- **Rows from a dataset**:
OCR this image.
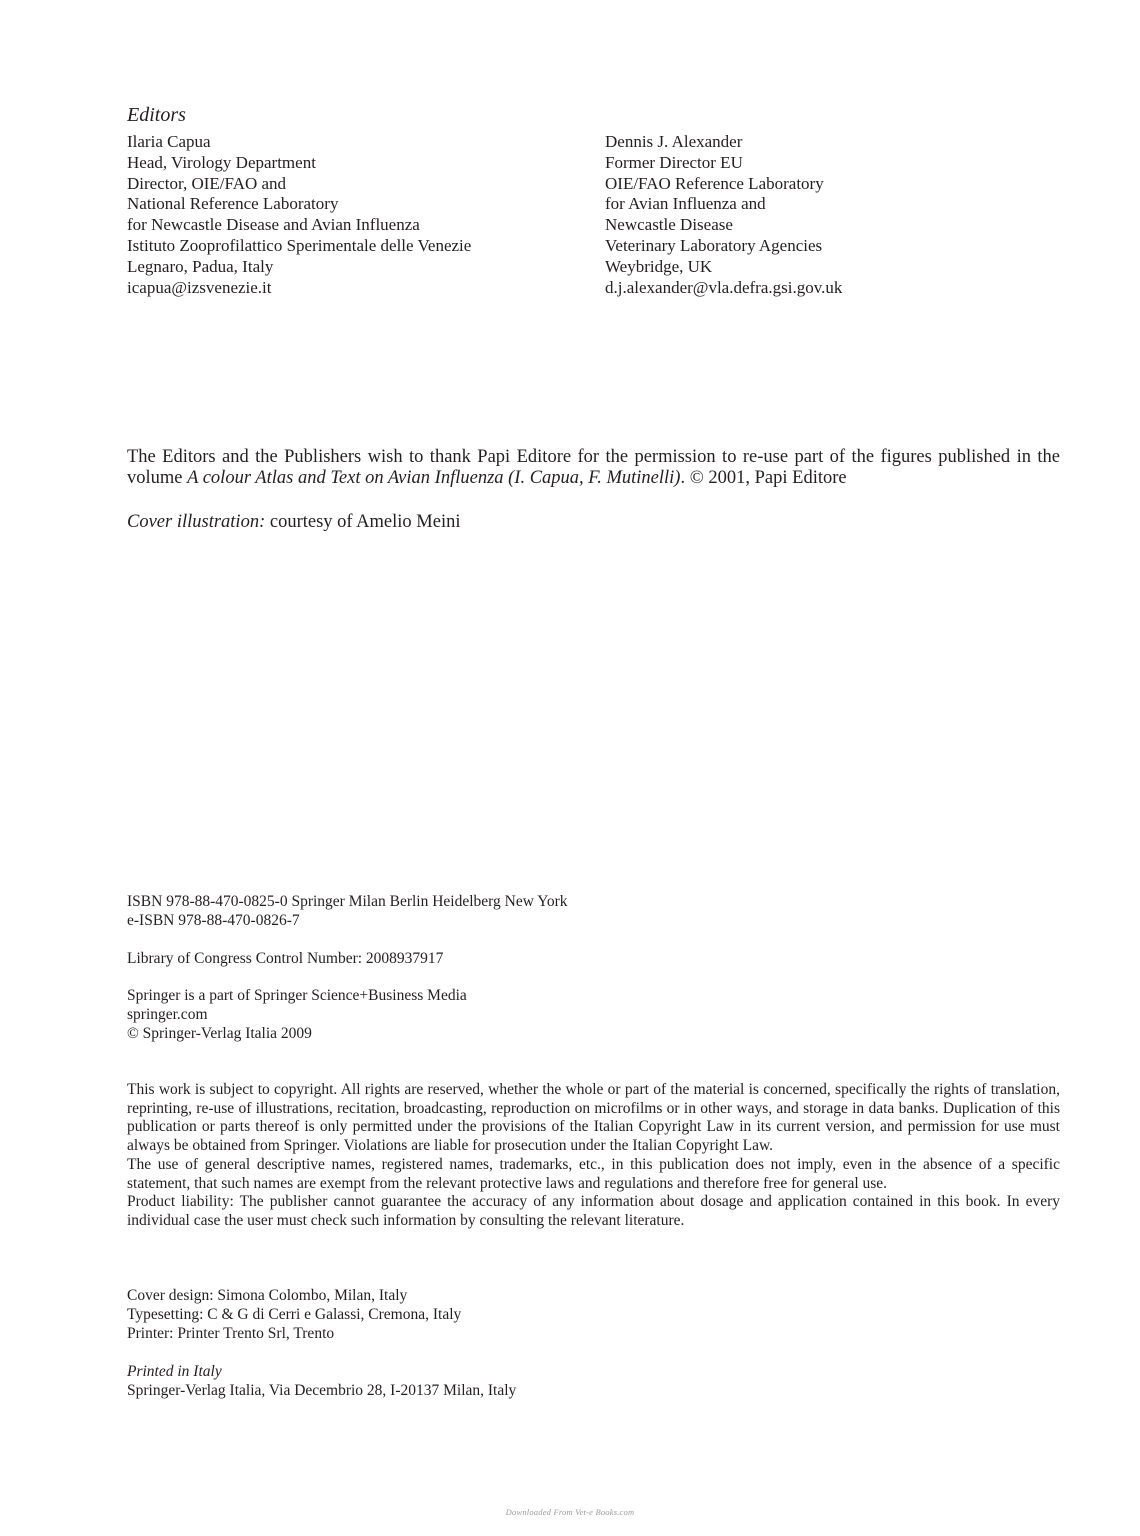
Editors
Ilaria Capua
Head, Virology Department
Director, OIE/FAO and
National Reference Laboratory
for Newcastle Disease and Avian Influenza
Istituto Zooprofilattico Sperimentale delle Venezie
Legnaro, Padua, Italy
icapua@izsvenezie.it
Dennis J. Alexander
Former Director EU
OIE/FAO Reference Laboratory
for Avian Influenza and
Newcastle Disease
Veterinary Laboratory Agencies
Weybridge, UK
d.j.alexander@vla.defra.gsi.gov.uk
The Editors and the Publishers wish to thank Papi Editore for the permission to re-use part of the figures published in the volume A colour Atlas and Text on Avian Influenza (I. Capua, F. Mutinelli). © 2001, Papi Editore
Cover illustration: courtesy of Amelio Meini
ISBN 978-88-470-0825-0 Springer Milan Berlin Heidelberg New York
e-ISBN 978-88-470-0826-7
Library of Congress Control Number: 2008937917
Springer is a part of Springer Science+Business Media
springer.com
© Springer-Verlag Italia 2009
This work is subject to copyright. All rights are reserved, whether the whole or part of the material is concerned, specifically the rights of translation, reprinting, re-use of illustrations, recitation, broadcasting, reproduction on microfilms or in other ways, and storage in data banks. Duplication of this publication or parts thereof is only permitted under the provisions of the Italian Copyright Law in its current version, and permission for use must always be obtained from Springer. Violations are liable for prosecution under the Italian Copyright Law.
The use of general descriptive names, registered names, trademarks, etc., in this publication does not imply, even in the absence of a specific statement, that such names are exempt from the relevant protective laws and regulations and therefore free for general use.
Product liability: The publisher cannot guarantee the accuracy of any information about dosage and application contained in this book. In every individual case the user must check such information by consulting the relevant literature.
Cover design: Simona Colombo, Milan, Italy
Typesetting: C & G di Cerri e Galassi, Cremona, Italy
Printer: Printer Trento Srl, Trento
Printed in Italy
Springer-Verlag Italia, Via Decembrio 28, I-20137 Milan, Italy
Downloaded From Vet-e Books.com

- **Aim of the exercise**:
Look through the entries and return every line where "Director" appears.

- **Result for this exercise**:
Director, OIE/FAO and
Former Director EU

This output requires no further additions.